▶ [Directions]:
**1.** Name each user who posts in the pigeon thread, listing every name once.
**2.** Write out the pigeon thread word for word from "My Quaker Clyde" up to and including "out really bad.".

▶ [Selected extract]:
::::

# Not a normal pigeon



## Siobhan (Dec 21, 2010)

Maggie doesn't like going to bed, so I have to trick her to lock her up for the night, and when she discovers what I've done, she clmbs the bars of her cage and clings there like the parrots do. They're a bad influence.  Pigeons aren't supposed to climb the bars of cages. When that doesn't make the door open, she sits on her perch and grumbles.


----------



## Mitzi (Apr 12, 2011)

lol Maggie sounds a bit like a diva 
I've read several Maggie stories and she sounds fascinating.


----------



## Kiko&Kalani (Aug 10, 2010)

Ditto on the diva  It won't be long before Maggie the Magnificent figures out how to let herself out of that cage.


----------



## Siobhan (Dec 21, 2010)

My Quaker Clyde lets himself out of his cage any time he wants to, and Maggie will probably figure hers out eventually. I haven't let her out yet today and she's in there grumbling and doing her annoyed coo pretty much constantly. 

I can't decide if she loves or hates the piano. Whenever I practice, she comes a waddling and sits on the keyboard and preens my hands. So when she's up on a high shelf at bedtime and won't come to me, I go play the piano until she comes to me there, and then I can scoop her plump self up and stuff her into her cage for the night.


----------



## spirit wings (Mar 29, 2008)

she sounds normal to me.. .. most hang from the side when they want out really bad.


----------



## Siobhan (Dec 21, 2010)

My pigeons never did that sort of thing when I was a kid, but they lived outside, not in the house, and I didn't have the opportunity of observing them this closely. I turned on some music and she spent a good hour or more trying to figure out how there was music playing when Mommy wasn't sitting at the piano, and cooing in a puzzled way the whole time. I got a kick out of it. Then she had to come and sit on my head while I cleaned so she could "help." 

The parrots freak out when they even see the vacuum, even if it's off, but Maggie is completely undisturbed by it.


----------



## spirit wings (Mar 29, 2008)

every pigeon I have had to put in cage for one reason or another climbed the cage at some point ..they wanted out.. it is normal, so yes she is a normal pigeon...at least when it comes to that.


----------



## doveone52 (Aug 3, 2009)

Whenever I'm late feeding, my pigeons cling to the sides of the aviary with pitiful expressions like "Save the Starving Pigeons" ads.


----------



## vikanne (Aug 28, 2010)

I found if I turn off the lights I'm able to get my pigeon(Pester) back in her cage, if I don't I'm chasing her all over the house.


----------



## Siobhan (Dec 21, 2010)

She didn't give me any grief about going to bed tonight. When I started tucking parrots in, she went over and waited by the door of her cage. I picked her up, kissed her good night, and set her inside and she had a snack and settled right down. She's had a big day, though. She helped me practice the piano and she followed me around and she supervised while I gave my basset a bath, and she sat on my lap while Clyde sat on my hand. We had a big storm tonight and none of the other birds were bothered -- Clyde and the budgies all took a nap! -- but she sat on her high shelf and cooed. I don't know if she was frightened or just annoyed. It sounded like her annoyed coo.


----------



## Cyreen (Jun 6, 2010)

doveone52 said:


> pitiful expressions like "Save the Starving Pigeons" ads.


LOL - big meanie.


----------

::::

Element and box listings
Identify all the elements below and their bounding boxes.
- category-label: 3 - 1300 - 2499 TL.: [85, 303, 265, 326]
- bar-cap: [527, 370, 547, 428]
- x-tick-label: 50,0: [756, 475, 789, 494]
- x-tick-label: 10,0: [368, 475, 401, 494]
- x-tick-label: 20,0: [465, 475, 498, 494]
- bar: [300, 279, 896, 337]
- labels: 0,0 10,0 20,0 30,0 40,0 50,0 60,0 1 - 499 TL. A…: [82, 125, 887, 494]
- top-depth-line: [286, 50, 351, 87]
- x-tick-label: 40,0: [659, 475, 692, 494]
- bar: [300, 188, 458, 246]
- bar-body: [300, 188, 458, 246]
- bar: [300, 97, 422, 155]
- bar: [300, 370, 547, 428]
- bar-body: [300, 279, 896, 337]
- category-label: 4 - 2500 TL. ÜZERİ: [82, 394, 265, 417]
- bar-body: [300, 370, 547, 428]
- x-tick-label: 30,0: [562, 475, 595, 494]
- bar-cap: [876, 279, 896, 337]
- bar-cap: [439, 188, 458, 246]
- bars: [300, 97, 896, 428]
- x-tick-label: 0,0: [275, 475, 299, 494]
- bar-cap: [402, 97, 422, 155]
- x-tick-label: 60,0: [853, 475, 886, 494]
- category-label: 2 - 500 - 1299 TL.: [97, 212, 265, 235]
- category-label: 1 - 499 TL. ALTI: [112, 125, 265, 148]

::::

▶ [The responses]:
**1.** Siobhan, Mitzi, Kiko&Kalani, spirit wings, doveone52, vikanne, Cyreen

**2.**
My Quaker Clyde lets himself out of his cage any time he wants to, and Maggie will probably figure hers out eventually. I haven't let her out yet today and she's in there grumbling and doing her annoyed coo pretty much constantly. 

I can't decide if she loves or hates the piano. Whenever I practice, she comes a waddling and sits on the keyboard and preens my hands. So when she's up on a high shelf at bedtime and won't come to me, I go play the piano until she comes to me there, and then I can scoop her plump self up and stuff her into her cage for the night.


----------



## spirit wings (Mar 29, 2008)

she sounds normal to me.. .. most hang from the side when they want out really bad.